WHAT IS REQUIRED => Hunt for the word "Accuracy" across the entries below, copying each line that holds it.

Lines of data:
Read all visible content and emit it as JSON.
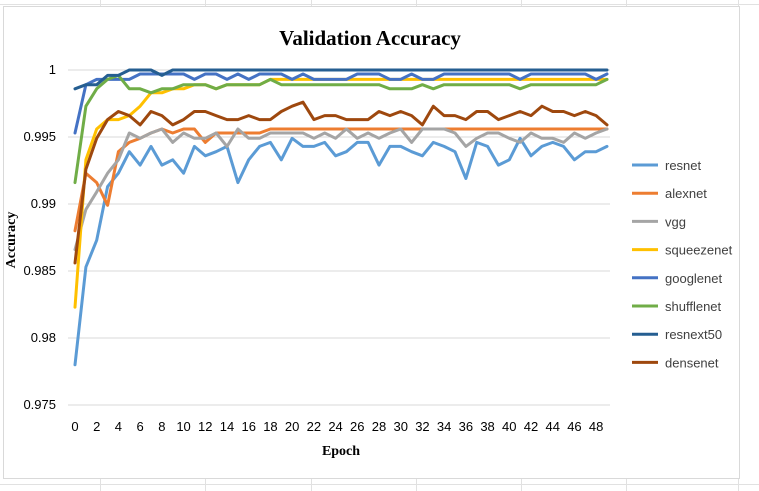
{
  "chart_data": {
    "type": "line",
    "title": "Validation Accuracy",
    "xlabel": "Epoch",
    "ylabel": "Accuracy",
    "ylim": [
      0.975,
      1.0
    ],
    "yticks": [
      "0.975",
      "0.98",
      "0.985",
      "0.99",
      "0.995",
      "1"
    ],
    "xticks": [
      "0",
      "2",
      "4",
      "6",
      "8",
      "10",
      "12",
      "14",
      "16",
      "18",
      "20",
      "22",
      "24",
      "26",
      "28",
      "30",
      "32",
      "34",
      "36",
      "38",
      "40",
      "42",
      "44",
      "46",
      "48"
    ],
    "grid": "horizontal",
    "legend_position": "right",
    "x": [
      0,
      1,
      2,
      3,
      4,
      5,
      6,
      7,
      8,
      9,
      10,
      11,
      12,
      13,
      14,
      15,
      16,
      17,
      18,
      19,
      20,
      21,
      22,
      23,
      24,
      25,
      26,
      27,
      28,
      29,
      30,
      31,
      32,
      33,
      34,
      35,
      36,
      37,
      38,
      39,
      40,
      41,
      42,
      43,
      44,
      45,
      46,
      47,
      48,
      49
    ],
    "series": [
      {
        "name": "resnet",
        "color": "#5b9bd5",
        "values": [
          0.978,
          0.9853,
          0.9873,
          0.9913,
          0.9923,
          0.9939,
          0.9929,
          0.9943,
          0.9929,
          0.9933,
          0.9923,
          0.9943,
          0.9936,
          0.9939,
          0.9943,
          0.9916,
          0.9933,
          0.9943,
          0.9946,
          0.9933,
          0.9949,
          0.9943,
          0.9943,
          0.9946,
          0.9936,
          0.9939,
          0.9946,
          0.9946,
          0.9929,
          0.9943,
          0.9943,
          0.9939,
          0.9936,
          0.9946,
          0.9943,
          0.9939,
          0.9919,
          0.9946,
          0.9943,
          0.9929,
          0.9933,
          0.9949,
          0.9936,
          0.9943,
          0.9946,
          0.9943,
          0.9933,
          0.9939,
          0.9939,
          0.9943
        ]
      },
      {
        "name": "alexnet",
        "color": "#ed7d31",
        "values": [
          0.988,
          0.9923,
          0.9916,
          0.9899,
          0.9939,
          0.9946,
          0.9949,
          0.9953,
          0.9956,
          0.9953,
          0.9956,
          0.9956,
          0.9946,
          0.9953,
          0.9953,
          0.9953,
          0.9953,
          0.9953,
          0.9956,
          0.9956,
          0.9956,
          0.9956,
          0.9956,
          0.9956,
          0.9956,
          0.9956,
          0.9956,
          0.9956,
          0.9956,
          0.9956,
          0.9956,
          0.9956,
          0.9956,
          0.9956,
          0.9956,
          0.9956,
          0.9956,
          0.9956,
          0.9956,
          0.9956,
          0.9956,
          0.9956,
          0.9956,
          0.9956,
          0.9956,
          0.9956,
          0.9956,
          0.9956,
          0.9956,
          0.9956
        ]
      },
      {
        "name": "vgg",
        "color": "#a5a5a5",
        "values": [
          0.9866,
          0.9896,
          0.9909,
          0.9923,
          0.9933,
          0.9953,
          0.9949,
          0.9953,
          0.9956,
          0.9946,
          0.9953,
          0.9949,
          0.9949,
          0.9953,
          0.9943,
          0.9956,
          0.9949,
          0.9949,
          0.9953,
          0.9953,
          0.9953,
          0.9953,
          0.9949,
          0.9953,
          0.9949,
          0.9956,
          0.9949,
          0.9953,
          0.9949,
          0.9953,
          0.9956,
          0.9946,
          0.9956,
          0.9956,
          0.9956,
          0.9953,
          0.9943,
          0.9949,
          0.9953,
          0.9953,
          0.9949,
          0.9946,
          0.9953,
          0.9949,
          0.9949,
          0.9946,
          0.9953,
          0.9949,
          0.9953,
          0.9956
        ]
      },
      {
        "name": "squeezenet",
        "color": "#ffc000",
        "values": [
          0.9823,
          0.9933,
          0.9956,
          0.9963,
          0.9963,
          0.9966,
          0.9973,
          0.9983,
          0.9983,
          0.9986,
          0.9986,
          0.9989,
          0.9989,
          0.9986,
          0.9989,
          0.9989,
          0.9989,
          0.9989,
          0.9993,
          0.9993,
          0.9993,
          0.9993,
          0.9993,
          0.9993,
          0.9993,
          0.9993,
          0.9993,
          0.9993,
          0.9993,
          0.9993,
          0.9993,
          0.9993,
          0.9993,
          0.9993,
          0.9993,
          0.9993,
          0.9993,
          0.9993,
          0.9993,
          0.9993,
          0.9993,
          0.9993,
          0.9993,
          0.9993,
          0.9993,
          0.9993,
          0.9993,
          0.9993,
          0.9993,
          0.9993
        ]
      },
      {
        "name": "googlenet",
        "color": "#4472c4",
        "values": [
          0.9953,
          0.9989,
          0.9993,
          0.9993,
          0.9993,
          0.9993,
          0.9997,
          0.9997,
          0.9997,
          0.9997,
          0.9997,
          0.9993,
          0.9997,
          0.9997,
          0.9993,
          0.9997,
          0.9993,
          0.9997,
          0.9997,
          0.9997,
          0.9993,
          0.9997,
          0.9993,
          0.9993,
          0.9993,
          0.9993,
          0.9997,
          0.9997,
          0.9997,
          0.9993,
          0.9993,
          0.9997,
          0.9993,
          0.9993,
          0.9997,
          0.9997,
          0.9997,
          0.9997,
          0.9997,
          0.9997,
          0.9997,
          0.9993,
          0.9997,
          0.9997,
          0.9997,
          0.9997,
          0.9997,
          0.9997,
          0.9993,
          0.9997
        ]
      },
      {
        "name": "shufflenet",
        "color": "#70ad47",
        "values": [
          0.9916,
          0.9973,
          0.9986,
          0.9993,
          0.9996,
          0.9986,
          0.9986,
          0.9983,
          0.9986,
          0.9986,
          0.9989,
          0.9989,
          0.9989,
          0.9986,
          0.9989,
          0.9989,
          0.9989,
          0.9989,
          0.9993,
          0.9989,
          0.9989,
          0.9989,
          0.9989,
          0.9989,
          0.9989,
          0.9989,
          0.9989,
          0.9989,
          0.9989,
          0.9986,
          0.9986,
          0.9986,
          0.9989,
          0.9986,
          0.9989,
          0.9989,
          0.9989,
          0.9989,
          0.9989,
          0.9989,
          0.9989,
          0.9986,
          0.9989,
          0.9989,
          0.9989,
          0.9989,
          0.9989,
          0.9989,
          0.9989,
          0.9993
        ]
      },
      {
        "name": "resnext50",
        "color": "#255e91",
        "values": [
          0.9986,
          0.9989,
          0.9989,
          0.9996,
          0.9996,
          1.0,
          1.0,
          1.0,
          0.9996,
          1.0,
          1.0,
          1.0,
          1.0,
          1.0,
          1.0,
          1.0,
          1.0,
          1.0,
          1.0,
          1.0,
          1.0,
          1.0,
          1.0,
          1.0,
          1.0,
          1.0,
          1.0,
          1.0,
          1.0,
          1.0,
          1.0,
          1.0,
          1.0,
          1.0,
          1.0,
          1.0,
          1.0,
          1.0,
          1.0,
          1.0,
          1.0,
          1.0,
          1.0,
          1.0,
          1.0,
          1.0,
          1.0,
          1.0,
          1.0,
          1.0
        ]
      },
      {
        "name": "densenet",
        "color": "#9e480e",
        "values": [
          0.9856,
          0.9926,
          0.9949,
          0.9963,
          0.9969,
          0.9966,
          0.9959,
          0.9969,
          0.9966,
          0.9959,
          0.9963,
          0.9969,
          0.9969,
          0.9966,
          0.9963,
          0.9963,
          0.9966,
          0.9963,
          0.9963,
          0.9969,
          0.9973,
          0.9976,
          0.9963,
          0.9966,
          0.9966,
          0.9963,
          0.9963,
          0.9963,
          0.9969,
          0.9966,
          0.9969,
          0.9966,
          0.9959,
          0.9973,
          0.9966,
          0.9966,
          0.9963,
          0.9969,
          0.9969,
          0.9963,
          0.9966,
          0.9969,
          0.9966,
          0.9973,
          0.9969,
          0.9969,
          0.9966,
          0.9969,
          0.9966,
          0.9959
        ]
      }
    ]
  }
}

THE RESULT =>
    "title": "Validation Accuracy",
    "ylabel": "Accuracy",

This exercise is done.